**MATERIAL FOR THIS TASK**:
--------------------

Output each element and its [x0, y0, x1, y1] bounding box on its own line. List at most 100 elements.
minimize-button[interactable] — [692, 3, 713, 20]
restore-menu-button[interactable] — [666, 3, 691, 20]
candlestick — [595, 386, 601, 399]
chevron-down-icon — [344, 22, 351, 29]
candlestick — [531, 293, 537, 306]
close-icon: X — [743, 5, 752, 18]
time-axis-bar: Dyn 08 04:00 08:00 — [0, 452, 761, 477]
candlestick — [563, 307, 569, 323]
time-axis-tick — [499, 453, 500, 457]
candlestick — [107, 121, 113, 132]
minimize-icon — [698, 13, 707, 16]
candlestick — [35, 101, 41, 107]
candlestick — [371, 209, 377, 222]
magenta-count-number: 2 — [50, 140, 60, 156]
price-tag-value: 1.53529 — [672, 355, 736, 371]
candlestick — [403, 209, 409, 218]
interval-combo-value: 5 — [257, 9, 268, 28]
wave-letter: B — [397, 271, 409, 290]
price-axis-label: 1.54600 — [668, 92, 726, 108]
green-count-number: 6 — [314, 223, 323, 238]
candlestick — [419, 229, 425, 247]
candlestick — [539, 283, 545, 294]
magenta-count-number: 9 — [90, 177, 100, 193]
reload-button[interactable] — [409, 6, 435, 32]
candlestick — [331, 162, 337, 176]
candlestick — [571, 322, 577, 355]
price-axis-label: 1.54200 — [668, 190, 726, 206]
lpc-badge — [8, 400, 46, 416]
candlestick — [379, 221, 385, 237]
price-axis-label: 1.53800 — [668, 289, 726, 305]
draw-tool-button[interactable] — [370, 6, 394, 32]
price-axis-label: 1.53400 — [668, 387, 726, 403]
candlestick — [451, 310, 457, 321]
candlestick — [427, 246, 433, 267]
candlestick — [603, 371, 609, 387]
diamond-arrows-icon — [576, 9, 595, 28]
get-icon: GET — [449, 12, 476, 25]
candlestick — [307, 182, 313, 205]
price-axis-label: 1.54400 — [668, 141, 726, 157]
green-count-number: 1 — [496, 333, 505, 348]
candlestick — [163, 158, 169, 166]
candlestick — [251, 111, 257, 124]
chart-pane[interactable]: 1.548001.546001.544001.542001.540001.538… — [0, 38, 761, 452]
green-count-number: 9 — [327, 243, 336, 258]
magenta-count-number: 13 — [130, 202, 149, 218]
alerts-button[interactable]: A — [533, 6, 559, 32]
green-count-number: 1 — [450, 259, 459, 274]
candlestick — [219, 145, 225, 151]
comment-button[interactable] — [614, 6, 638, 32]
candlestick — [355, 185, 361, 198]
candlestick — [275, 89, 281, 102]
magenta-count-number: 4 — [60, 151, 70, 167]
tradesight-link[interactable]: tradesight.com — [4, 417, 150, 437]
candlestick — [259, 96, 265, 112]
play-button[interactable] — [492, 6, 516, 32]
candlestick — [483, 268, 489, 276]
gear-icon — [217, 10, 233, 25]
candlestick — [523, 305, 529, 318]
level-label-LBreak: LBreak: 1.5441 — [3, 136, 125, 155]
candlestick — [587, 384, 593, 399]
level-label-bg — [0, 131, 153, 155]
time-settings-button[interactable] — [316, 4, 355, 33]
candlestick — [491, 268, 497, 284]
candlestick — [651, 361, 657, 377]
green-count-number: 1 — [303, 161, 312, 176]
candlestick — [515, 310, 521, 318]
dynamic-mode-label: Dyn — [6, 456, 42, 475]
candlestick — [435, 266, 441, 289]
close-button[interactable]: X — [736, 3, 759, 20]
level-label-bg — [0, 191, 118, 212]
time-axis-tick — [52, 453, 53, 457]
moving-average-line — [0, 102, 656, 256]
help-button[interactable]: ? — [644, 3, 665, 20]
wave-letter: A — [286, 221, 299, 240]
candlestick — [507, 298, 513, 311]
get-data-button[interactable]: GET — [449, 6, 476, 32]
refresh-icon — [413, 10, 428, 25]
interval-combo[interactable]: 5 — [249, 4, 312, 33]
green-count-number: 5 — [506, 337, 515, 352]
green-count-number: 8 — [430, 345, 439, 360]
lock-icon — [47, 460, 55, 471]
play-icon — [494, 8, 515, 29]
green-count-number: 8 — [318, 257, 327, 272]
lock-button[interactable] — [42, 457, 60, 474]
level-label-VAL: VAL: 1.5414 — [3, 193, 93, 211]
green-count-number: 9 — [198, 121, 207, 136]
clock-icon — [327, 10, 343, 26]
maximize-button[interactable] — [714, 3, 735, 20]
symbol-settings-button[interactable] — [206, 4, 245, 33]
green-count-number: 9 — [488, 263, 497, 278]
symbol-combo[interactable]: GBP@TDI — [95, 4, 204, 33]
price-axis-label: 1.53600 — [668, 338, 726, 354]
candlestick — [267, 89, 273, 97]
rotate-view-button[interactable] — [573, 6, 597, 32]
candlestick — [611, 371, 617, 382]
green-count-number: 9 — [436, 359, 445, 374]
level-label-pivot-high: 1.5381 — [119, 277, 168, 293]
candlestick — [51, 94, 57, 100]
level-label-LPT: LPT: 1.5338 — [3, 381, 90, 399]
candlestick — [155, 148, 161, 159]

--------------------

**SET EXERCISE**:
Rewrite the listing above as a numbered list, starting at its first line and ending at the line that contains "time-axis-tick — [499, 453, 500, 457]", both included, and omit any blank lines.

**OUTPUT OF THE TASK**:
1. Output each element and its [x0, y0, x1, y1] bounding box on its own line. List at most 100 elements.
2. minimize-button[interactable] — [692, 3, 713, 20]
3. restore-menu-button[interactable] — [666, 3, 691, 20]
4. candlestick — [595, 386, 601, 399]
5. chevron-down-icon — [344, 22, 351, 29]
6. candlestick — [531, 293, 537, 306]
7. close-icon: X — [743, 5, 752, 18]
8. time-axis-bar: Dyn 08 04:00 08:00 — [0, 452, 761, 477]
9. candlestick — [563, 307, 569, 323]
10. time-axis-tick — [499, 453, 500, 457]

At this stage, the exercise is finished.